— Directions for this task —
Write out the entries below word for word, starting from the first line and stopping after the line that contains "playback-controls (119, 594, 419, 644)".

— Recorded data —
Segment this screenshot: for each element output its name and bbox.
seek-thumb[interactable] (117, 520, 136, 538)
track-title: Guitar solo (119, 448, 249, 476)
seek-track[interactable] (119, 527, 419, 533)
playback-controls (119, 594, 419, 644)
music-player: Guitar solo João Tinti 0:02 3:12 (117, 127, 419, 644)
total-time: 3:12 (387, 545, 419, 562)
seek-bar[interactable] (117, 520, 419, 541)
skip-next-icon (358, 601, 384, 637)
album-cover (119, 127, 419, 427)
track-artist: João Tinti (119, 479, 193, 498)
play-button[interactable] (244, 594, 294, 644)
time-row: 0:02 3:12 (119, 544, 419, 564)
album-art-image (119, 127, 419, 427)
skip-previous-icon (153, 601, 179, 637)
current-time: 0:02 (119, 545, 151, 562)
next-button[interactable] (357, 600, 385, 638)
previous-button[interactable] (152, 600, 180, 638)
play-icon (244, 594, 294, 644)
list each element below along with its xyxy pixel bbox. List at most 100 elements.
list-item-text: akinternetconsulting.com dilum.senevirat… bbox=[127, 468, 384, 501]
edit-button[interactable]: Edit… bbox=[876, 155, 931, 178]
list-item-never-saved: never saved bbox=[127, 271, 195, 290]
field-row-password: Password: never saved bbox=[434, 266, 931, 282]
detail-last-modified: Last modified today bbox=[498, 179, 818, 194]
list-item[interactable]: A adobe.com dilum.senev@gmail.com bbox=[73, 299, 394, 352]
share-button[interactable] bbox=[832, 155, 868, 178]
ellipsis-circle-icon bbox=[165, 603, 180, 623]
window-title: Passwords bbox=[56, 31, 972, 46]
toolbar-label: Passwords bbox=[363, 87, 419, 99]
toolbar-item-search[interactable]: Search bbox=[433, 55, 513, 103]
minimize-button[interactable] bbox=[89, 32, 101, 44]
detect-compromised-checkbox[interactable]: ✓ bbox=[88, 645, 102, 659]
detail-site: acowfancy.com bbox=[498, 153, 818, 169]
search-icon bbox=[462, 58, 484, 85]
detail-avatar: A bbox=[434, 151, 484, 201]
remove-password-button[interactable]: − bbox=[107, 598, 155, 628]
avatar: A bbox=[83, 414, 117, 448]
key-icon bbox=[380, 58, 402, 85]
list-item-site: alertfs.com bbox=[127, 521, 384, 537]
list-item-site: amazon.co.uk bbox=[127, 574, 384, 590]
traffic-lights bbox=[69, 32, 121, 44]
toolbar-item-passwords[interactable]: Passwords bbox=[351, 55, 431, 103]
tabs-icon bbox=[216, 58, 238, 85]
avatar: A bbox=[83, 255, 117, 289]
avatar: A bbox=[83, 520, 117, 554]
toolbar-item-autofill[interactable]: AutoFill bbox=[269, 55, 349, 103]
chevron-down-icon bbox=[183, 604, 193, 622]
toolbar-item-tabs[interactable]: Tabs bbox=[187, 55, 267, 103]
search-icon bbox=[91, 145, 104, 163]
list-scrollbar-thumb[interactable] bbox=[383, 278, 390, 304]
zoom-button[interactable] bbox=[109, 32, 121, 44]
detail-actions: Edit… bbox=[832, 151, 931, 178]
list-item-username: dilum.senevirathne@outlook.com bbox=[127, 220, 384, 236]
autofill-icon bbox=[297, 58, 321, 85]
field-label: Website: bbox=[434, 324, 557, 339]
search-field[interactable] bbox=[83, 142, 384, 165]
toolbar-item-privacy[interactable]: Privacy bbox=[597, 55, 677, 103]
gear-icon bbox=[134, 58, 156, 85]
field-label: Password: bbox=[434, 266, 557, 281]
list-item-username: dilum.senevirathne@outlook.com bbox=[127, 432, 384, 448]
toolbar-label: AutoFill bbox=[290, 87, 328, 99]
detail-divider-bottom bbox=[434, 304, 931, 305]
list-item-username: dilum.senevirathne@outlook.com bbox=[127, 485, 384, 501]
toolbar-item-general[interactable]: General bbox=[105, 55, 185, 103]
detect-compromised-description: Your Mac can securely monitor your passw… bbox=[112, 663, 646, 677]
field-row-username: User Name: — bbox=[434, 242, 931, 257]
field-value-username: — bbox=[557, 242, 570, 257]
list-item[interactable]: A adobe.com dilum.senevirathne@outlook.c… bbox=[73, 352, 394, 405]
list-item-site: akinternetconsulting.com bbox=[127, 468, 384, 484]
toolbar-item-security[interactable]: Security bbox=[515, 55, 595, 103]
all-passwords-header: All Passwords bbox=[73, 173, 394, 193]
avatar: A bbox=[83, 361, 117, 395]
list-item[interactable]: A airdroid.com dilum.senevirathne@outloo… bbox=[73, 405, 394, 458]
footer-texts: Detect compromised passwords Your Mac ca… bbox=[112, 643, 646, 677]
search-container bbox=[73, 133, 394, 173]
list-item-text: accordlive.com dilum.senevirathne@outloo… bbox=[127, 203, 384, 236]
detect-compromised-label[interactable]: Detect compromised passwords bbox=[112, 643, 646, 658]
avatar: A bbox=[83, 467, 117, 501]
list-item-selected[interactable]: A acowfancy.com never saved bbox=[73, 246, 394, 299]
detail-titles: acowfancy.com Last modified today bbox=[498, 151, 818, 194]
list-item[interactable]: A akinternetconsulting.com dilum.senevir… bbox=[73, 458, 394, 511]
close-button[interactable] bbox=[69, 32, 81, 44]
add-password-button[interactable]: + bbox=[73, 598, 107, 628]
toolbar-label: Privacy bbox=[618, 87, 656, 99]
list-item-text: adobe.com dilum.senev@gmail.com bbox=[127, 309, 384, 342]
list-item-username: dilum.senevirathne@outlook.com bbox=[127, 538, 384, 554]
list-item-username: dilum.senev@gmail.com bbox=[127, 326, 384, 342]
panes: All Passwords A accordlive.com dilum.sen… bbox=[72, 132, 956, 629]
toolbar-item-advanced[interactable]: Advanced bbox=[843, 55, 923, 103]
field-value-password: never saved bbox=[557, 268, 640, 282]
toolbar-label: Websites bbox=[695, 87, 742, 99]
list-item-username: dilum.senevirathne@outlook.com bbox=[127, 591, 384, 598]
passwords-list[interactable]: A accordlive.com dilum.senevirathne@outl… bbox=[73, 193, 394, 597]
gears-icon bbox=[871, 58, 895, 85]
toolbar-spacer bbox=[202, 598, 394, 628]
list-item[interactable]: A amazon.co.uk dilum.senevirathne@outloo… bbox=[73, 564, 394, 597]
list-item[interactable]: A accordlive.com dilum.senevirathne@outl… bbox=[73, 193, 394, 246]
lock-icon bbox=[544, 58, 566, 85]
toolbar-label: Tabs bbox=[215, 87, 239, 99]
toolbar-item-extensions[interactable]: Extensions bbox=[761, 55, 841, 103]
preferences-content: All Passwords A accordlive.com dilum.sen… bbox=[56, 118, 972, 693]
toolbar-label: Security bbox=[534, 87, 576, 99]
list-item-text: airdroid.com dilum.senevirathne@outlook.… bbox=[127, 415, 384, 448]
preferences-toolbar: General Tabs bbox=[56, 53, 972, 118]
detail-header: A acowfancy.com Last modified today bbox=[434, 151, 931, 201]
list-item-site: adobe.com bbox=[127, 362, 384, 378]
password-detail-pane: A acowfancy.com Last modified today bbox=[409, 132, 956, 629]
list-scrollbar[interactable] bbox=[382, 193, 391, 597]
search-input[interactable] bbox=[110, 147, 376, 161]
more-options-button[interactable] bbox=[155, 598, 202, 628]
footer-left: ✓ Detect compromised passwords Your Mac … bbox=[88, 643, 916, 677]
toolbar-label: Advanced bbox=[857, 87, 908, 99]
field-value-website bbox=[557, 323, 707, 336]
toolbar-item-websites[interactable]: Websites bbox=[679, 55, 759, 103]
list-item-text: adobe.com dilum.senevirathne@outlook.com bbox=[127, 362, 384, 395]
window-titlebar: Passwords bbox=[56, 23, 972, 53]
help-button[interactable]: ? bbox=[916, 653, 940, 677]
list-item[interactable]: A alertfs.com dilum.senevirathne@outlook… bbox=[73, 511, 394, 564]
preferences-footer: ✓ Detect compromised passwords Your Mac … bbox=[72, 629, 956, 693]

— Final result —
Segment this screenshot: for each element output its name and bbox.
seek-thumb[interactable] (117, 520, 136, 538)
track-title: Guitar solo (119, 448, 249, 476)
seek-track[interactable] (119, 527, 419, 533)
playback-controls (119, 594, 419, 644)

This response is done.